* **Aim of the task**
Make an exact copy of the lines below.

* **Data provided**
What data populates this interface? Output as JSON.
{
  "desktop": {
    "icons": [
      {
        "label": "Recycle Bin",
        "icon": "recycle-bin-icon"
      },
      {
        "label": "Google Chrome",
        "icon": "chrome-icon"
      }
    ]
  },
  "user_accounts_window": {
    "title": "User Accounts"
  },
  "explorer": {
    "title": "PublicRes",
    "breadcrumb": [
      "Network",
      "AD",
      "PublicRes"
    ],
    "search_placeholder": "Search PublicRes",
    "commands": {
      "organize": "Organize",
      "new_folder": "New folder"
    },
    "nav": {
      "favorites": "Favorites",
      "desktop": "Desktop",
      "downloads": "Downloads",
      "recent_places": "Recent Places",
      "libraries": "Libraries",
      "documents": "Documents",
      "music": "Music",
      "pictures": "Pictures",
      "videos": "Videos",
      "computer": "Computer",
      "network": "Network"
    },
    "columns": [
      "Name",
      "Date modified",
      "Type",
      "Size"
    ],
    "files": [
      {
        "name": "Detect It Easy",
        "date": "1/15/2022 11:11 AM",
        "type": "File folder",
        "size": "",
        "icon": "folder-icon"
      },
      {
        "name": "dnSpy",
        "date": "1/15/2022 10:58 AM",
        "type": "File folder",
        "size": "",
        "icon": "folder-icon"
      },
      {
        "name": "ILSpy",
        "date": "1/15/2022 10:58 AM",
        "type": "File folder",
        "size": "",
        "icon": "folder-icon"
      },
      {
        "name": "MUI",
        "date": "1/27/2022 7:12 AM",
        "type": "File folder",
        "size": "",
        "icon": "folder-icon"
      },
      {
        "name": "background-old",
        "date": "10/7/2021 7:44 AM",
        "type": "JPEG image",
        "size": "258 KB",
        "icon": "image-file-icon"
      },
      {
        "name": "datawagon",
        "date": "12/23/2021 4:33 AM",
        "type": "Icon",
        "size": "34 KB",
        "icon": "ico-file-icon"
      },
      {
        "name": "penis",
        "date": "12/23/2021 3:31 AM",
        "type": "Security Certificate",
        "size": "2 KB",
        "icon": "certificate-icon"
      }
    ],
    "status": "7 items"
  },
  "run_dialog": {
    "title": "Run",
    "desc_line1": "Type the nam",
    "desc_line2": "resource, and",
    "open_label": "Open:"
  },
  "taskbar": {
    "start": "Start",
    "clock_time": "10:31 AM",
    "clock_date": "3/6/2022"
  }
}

* **Exercise answer**
What data populates this interface? Output as JSON.
{
  "desktop": {
    "icons": [
      {
        "label": "Recycle Bin",
        "icon": "recycle-bin-icon"
      },
      {
        "label": "Google Chrome",
        "icon": "chrome-icon"
      }
    ]
  },
  "user_accounts_window": {
    "title": "User Accounts"
  },
  "explorer": {
    "title": "PublicRes",
    "breadcrumb": [
      "Network",
      "AD",
      "PublicRes"
    ],
    "search_placeholder": "Search PublicRes",
    "commands": {
      "organize": "Organize",
      "new_folder": "New folder"
    },
    "nav": {
      "favorites": "Favorites",
      "desktop": "Desktop",
      "downloads": "Downloads",
      "recent_places": "Recent Places",
      "libraries": "Libraries",
      "documents": "Documents",
      "music": "Music",
      "pictures": "Pictures",
      "videos": "Videos",
      "computer": "Computer",
      "network": "Network"
    },
    "columns": [
      "Name",
      "Date modified",
      "Type",
      "Size"
    ],
    "files": [
      {
        "name": "Detect It Easy",
        "date": "1/15/2022 11:11 AM",
        "type": "File folder",
        "size": "",
        "icon": "folder-icon"
      },
      {
        "name": "dnSpy",
        "date": "1/15/2022 10:58 AM",
        "type": "File folder",
        "size": "",
        "icon": "folder-icon"
      },
      {
        "name": "ILSpy",
        "date": "1/15/2022 10:58 AM",
        "type": "File folder",
        "size": "",
        "icon": "folder-icon"
      },
      {
        "name": "MUI",
        "date": "1/27/2022 7:12 AM",
        "type": "File folder",
        "size": "",
        "icon": "folder-icon"
      },
      {
        "name": "background-old",
        "date": "10/7/2021 7:44 AM",
        "type": "JPEG image",
        "size": "258 KB",
        "icon": "image-file-icon"
      },
      {
        "name": "datawagon",
        "date": "12/23/2021 4:33 AM",
        "type": "Icon",
        "size": "34 KB",
        "icon": "ico-file-icon"
      },
      {
        "name": "penis",
        "date": "12/23/2021 3:31 AM",
        "type": "Security Certificate",
        "size": "2 KB",
        "icon": "certificate-icon"
      }
    ],
    "status": "7 items"
  },
  "run_dialog": {
    "title": "Run",
    "desc_line1": "Type the nam",
    "desc_line2": "resource, and",
    "open_label": "Open:"
  },
  "taskbar": {
    "start": "Start",
    "clock_time": "10:31 AM",
    "clock_date": "3/6/2022"
  }
}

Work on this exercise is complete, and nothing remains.